Element placement data:
╭──

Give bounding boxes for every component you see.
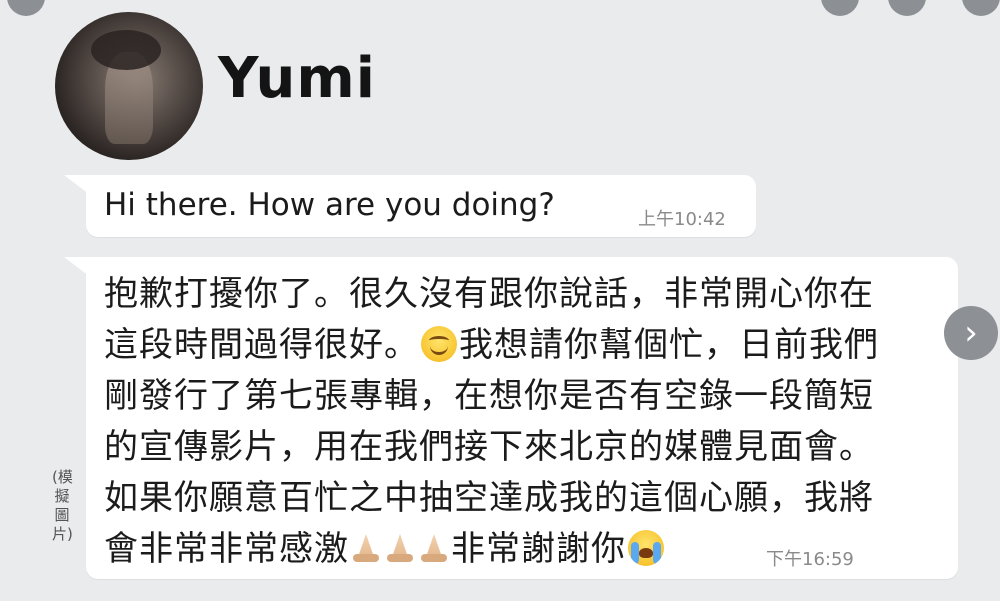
bubble-tail [64,175,98,201]
contact-name: Yumi [218,46,376,111]
message-timestamp: 上午10:42 [638,209,726,230]
top-control-2[interactable] [888,0,926,16]
message-bubble-2: 抱歉打擾你了。很久沒有跟你說話，非常開心你在 這段時間過得很好。 我想請你幫個忙，… [64,257,958,579]
message-line: 非常謝謝你 [451,529,626,569]
folded-hands-icon [350,530,382,564]
top-left-control[interactable] [7,0,45,16]
chat-screenshot: Yumi Hi there. How are you doing? 上午10:4… [0,0,1000,601]
message-line: 的宣傳影片，用在我們接下來北京的媒體見面會。 [104,427,874,467]
message-line: 會非常非常感激 [104,529,349,569]
top-control-1[interactable] [821,0,859,16]
top-control-3[interactable] [962,0,1000,16]
message-line: 剛發行了第七張專輯，在想你是否有空錄一段簡短 [104,376,874,416]
message-line: 這段時間過得很好。 [104,325,419,365]
simulated-image-note: (模擬圖片) [52,468,73,543]
message-line: 如果你願意百忙之中抽空達成我的這個心願，我將 [104,478,874,518]
bubble-tail [64,257,98,283]
folded-hands-icon [384,530,416,564]
message-timestamp: 下午16:59 [766,549,854,570]
smiling-face-icon [421,326,457,362]
avatar[interactable] [55,12,203,160]
message-line: 我想請你幫個忙，日前我們 [459,325,879,365]
message-text: Hi there. How are you doing? [104,187,555,223]
folded-hands-icon [418,530,450,564]
message-text: 抱歉打擾你了。很久沒有跟你說話，非常開心你在 這段時間過得很好。 我想請你幫個忙，… [104,269,944,575]
message-bubble-1: Hi there. How are you doing? 上午10:42 [64,175,756,237]
chevron-right-icon[interactable]: › [944,306,998,360]
crying-face-icon [628,530,664,566]
message-line: 抱歉打擾你了。很久沒有跟你說話，非常開心你在 [104,274,874,314]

╰──

Task details: Will you reproduce every line of the records above word for word, omitting the pictures?

Task output:
Give bounding boxes for every component you see.
bubble-tail [64,175,98,201]
contact-name: Yumi [218,46,376,111]
message-timestamp: 上午10:42 [638,209,726,230]
top-control-2[interactable] [888,0,926,16]
message-bubble-2: 抱歉打擾你了。很久沒有跟你說話，非常開心你在 這段時間過得很好。 我想請你幫個忙，… [64,257,958,579]
message-line: 非常謝謝你 [451,529,626,569]
folded-hands-icon [350,530,382,564]
top-left-control[interactable] [7,0,45,16]
chat-screenshot: Yumi Hi there. How are you doing? 上午10:4… [0,0,1000,601]
message-line: 的宣傳影片，用在我們接下來北京的媒體見面會。 [104,427,874,467]
message-line: 會非常非常感激 [104,529,349,569]
top-control-1[interactable] [821,0,859,16]
top-control-3[interactable] [962,0,1000,16]
message-line: 剛發行了第七張專輯，在想你是否有空錄一段簡短 [104,376,874,416]
message-line: 這段時間過得很好。 [104,325,419,365]
simulated-image-note: (模擬圖片) [52,468,73,543]
message-line: 如果你願意百忙之中抽空達成我的這個心願，我將 [104,478,874,518]
bubble-tail [64,257,98,283]
folded-hands-icon [384,530,416,564]
message-timestamp: 下午16:59 [766,549,854,570]
smiling-face-icon [421,326,457,362]
avatar[interactable] [55,12,203,160]
message-line: 我想請你幫個忙，日前我們 [459,325,879,365]
message-text: Hi there. How are you doing? [104,187,555,223]
folded-hands-icon [418,530,450,564]
message-text: 抱歉打擾你了。很久沒有跟你說話，非常開心你在 這段時間過得很好。 我想請你幫個忙，… [104,269,944,575]
message-bubble-1: Hi there. How are you doing? 上午10:42 [64,175,756,237]
chevron-right-icon[interactable]: › [944,306,998,360]
crying-face-icon [628,530,664,566]
message-line: 抱歉打擾你了。很久沒有跟你說話，非常開心你在 [104,274,874,314]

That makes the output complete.